What is required:
Rewrite the records as a numbered list, leaving out any blank lines, covering only the stretch from the start of the records through the line that contains "- svg-text:109 K: 109 K: [162, 270, 208, 293]", with both ends included.

Records provided:

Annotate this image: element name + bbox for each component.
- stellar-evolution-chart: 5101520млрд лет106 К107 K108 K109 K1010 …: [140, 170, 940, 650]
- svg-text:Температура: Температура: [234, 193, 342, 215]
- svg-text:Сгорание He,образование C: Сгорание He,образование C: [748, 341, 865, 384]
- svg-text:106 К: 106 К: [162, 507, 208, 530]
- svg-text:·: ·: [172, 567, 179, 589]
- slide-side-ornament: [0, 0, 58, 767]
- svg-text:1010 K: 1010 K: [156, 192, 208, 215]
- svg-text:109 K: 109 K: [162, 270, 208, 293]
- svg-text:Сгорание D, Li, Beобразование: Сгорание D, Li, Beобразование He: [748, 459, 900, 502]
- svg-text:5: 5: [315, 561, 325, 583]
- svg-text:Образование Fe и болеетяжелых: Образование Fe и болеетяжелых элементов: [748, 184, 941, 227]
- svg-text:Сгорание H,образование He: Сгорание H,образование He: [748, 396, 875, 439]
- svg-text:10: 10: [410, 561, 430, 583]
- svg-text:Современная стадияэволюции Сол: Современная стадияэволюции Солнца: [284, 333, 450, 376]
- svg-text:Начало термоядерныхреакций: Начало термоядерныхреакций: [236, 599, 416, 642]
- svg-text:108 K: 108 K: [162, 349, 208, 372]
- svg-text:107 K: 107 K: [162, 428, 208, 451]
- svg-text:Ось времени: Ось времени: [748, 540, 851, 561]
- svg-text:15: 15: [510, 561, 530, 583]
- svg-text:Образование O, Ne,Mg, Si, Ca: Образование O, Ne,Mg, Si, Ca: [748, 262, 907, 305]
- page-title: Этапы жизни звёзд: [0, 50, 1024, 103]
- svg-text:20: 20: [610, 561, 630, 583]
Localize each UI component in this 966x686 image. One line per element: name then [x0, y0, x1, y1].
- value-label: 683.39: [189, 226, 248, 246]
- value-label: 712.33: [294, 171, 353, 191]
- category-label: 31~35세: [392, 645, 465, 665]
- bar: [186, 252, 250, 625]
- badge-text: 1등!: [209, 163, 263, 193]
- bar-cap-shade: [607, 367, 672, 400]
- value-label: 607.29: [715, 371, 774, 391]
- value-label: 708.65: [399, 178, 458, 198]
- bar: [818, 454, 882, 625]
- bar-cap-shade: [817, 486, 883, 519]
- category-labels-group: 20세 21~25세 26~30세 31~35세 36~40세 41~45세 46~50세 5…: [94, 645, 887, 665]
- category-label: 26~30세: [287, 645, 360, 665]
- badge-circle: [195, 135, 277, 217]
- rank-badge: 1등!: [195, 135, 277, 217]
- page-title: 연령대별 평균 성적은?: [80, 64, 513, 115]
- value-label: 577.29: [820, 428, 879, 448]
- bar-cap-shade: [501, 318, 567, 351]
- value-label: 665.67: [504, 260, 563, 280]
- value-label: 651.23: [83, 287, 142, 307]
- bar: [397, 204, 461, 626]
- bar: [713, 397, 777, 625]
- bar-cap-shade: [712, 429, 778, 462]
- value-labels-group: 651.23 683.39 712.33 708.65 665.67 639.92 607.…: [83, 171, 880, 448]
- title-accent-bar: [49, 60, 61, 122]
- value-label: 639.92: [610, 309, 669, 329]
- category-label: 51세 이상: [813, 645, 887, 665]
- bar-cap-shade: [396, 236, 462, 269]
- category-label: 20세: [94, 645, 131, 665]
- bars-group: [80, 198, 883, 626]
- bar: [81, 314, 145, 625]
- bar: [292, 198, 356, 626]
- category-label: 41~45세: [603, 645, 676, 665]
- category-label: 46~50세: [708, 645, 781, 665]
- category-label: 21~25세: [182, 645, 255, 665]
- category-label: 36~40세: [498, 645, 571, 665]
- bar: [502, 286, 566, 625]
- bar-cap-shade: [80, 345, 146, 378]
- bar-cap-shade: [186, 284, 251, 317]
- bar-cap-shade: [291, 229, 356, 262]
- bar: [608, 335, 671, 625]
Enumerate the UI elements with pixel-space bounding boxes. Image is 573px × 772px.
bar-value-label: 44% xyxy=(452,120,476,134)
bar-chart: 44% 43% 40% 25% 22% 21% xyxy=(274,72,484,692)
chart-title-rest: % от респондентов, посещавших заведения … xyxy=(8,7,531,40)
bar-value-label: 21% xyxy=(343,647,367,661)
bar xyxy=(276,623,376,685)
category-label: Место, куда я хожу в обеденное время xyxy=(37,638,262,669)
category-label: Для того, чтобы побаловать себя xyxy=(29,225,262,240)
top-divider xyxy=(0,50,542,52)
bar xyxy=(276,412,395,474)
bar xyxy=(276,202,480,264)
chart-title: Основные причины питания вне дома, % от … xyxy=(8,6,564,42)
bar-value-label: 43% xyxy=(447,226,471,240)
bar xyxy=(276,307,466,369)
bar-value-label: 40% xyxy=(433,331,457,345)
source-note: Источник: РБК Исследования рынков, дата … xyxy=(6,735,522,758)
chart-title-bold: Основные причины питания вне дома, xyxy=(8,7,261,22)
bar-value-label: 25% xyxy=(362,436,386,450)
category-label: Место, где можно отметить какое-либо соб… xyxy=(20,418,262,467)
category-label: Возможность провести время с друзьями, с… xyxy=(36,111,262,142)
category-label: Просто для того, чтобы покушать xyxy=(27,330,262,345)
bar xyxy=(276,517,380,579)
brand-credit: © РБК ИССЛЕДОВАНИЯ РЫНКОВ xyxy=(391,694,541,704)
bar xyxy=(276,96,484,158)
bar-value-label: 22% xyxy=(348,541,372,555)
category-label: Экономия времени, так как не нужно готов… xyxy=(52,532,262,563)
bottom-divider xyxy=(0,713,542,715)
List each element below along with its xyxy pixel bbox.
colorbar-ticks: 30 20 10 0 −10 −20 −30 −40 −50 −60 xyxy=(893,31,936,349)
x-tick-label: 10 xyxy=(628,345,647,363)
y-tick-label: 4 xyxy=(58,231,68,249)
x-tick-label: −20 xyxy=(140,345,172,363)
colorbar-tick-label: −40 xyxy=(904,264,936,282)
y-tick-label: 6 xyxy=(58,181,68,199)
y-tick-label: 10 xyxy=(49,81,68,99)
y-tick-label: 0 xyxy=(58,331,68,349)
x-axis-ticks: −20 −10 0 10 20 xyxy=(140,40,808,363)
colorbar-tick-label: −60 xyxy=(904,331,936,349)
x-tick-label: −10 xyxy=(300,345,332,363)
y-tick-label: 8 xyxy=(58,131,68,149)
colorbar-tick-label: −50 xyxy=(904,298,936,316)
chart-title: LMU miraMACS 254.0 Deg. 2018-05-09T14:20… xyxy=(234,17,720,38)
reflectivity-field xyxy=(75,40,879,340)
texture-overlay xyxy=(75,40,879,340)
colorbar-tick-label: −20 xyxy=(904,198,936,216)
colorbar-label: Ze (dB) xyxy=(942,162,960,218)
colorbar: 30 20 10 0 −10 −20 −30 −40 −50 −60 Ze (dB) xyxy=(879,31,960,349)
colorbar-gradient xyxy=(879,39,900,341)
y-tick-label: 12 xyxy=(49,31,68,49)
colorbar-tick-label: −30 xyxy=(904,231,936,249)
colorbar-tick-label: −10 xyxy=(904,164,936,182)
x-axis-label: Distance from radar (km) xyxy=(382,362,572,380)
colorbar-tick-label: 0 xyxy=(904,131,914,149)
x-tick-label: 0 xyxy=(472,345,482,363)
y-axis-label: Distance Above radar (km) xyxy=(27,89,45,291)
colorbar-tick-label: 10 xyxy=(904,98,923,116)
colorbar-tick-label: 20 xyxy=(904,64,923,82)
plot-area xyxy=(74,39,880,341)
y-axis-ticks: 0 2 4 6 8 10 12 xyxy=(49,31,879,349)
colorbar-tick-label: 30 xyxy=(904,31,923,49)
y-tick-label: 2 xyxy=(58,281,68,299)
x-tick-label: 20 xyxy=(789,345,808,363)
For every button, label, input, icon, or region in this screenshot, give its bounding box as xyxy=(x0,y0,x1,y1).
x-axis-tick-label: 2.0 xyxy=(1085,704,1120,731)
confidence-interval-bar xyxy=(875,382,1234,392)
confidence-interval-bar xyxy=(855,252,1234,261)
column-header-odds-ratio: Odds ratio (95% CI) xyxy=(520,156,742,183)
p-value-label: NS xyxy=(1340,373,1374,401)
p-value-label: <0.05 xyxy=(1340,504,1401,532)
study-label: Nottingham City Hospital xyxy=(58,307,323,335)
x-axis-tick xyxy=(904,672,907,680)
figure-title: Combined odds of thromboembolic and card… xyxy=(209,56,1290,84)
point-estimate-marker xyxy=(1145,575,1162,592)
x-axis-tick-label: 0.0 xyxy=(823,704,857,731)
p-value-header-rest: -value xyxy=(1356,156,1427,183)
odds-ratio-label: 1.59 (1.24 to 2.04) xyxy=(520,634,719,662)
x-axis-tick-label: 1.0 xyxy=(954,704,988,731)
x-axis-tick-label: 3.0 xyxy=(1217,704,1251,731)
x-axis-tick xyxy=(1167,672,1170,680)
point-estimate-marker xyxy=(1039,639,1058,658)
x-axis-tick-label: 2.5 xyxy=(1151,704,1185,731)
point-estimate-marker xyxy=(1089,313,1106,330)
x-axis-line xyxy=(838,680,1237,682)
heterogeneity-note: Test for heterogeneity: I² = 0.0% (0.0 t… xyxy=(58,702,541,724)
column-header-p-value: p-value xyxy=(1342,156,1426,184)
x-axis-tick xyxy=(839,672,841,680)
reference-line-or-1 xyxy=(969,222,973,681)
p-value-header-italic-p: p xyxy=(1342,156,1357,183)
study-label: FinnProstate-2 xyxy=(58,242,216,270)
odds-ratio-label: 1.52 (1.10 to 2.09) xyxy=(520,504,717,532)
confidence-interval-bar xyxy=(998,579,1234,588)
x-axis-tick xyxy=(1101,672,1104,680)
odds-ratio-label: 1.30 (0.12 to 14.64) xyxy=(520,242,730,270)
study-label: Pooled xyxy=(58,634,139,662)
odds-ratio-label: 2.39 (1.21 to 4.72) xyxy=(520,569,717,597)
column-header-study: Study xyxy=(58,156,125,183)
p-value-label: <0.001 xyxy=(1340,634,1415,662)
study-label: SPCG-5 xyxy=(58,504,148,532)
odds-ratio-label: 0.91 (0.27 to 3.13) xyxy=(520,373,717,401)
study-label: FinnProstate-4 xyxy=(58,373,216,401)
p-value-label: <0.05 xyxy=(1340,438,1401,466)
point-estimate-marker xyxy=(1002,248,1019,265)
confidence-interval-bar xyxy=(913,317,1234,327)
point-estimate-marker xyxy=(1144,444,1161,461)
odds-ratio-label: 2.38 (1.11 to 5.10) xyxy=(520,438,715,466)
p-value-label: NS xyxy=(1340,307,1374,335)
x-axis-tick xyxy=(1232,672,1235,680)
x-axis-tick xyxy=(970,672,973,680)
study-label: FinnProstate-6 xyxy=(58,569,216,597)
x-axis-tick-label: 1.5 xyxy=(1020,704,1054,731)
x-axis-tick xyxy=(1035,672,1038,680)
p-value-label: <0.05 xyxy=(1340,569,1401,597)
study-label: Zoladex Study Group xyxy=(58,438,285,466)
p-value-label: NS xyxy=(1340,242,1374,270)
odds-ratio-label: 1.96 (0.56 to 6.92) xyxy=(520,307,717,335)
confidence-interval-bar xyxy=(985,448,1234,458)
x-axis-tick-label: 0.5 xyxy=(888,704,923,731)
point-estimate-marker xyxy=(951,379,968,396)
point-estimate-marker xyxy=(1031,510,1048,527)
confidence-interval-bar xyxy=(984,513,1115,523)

Result:
1. Annotate this image: element name + bbox for each component.
2. - stellar-evolution-chart: 5101520млрд лет106 К107 K108 K109 K1010 …: [140, 170, 940, 650]
3. - svg-text:Температура: Температура: [234, 193, 342, 215]
4. - svg-text:Сгорание He,образование C: Сгорание He,образование C: [748, 341, 865, 384]
5. - svg-text:106 К: 106 К: [162, 507, 208, 530]
6. - svg-text:·: ·: [172, 567, 179, 589]
7. - slide-side-ornament: [0, 0, 58, 767]
8. - svg-text:1010 K: 1010 K: [156, 192, 208, 215]
9. - svg-text:109 K: 109 K: [162, 270, 208, 293]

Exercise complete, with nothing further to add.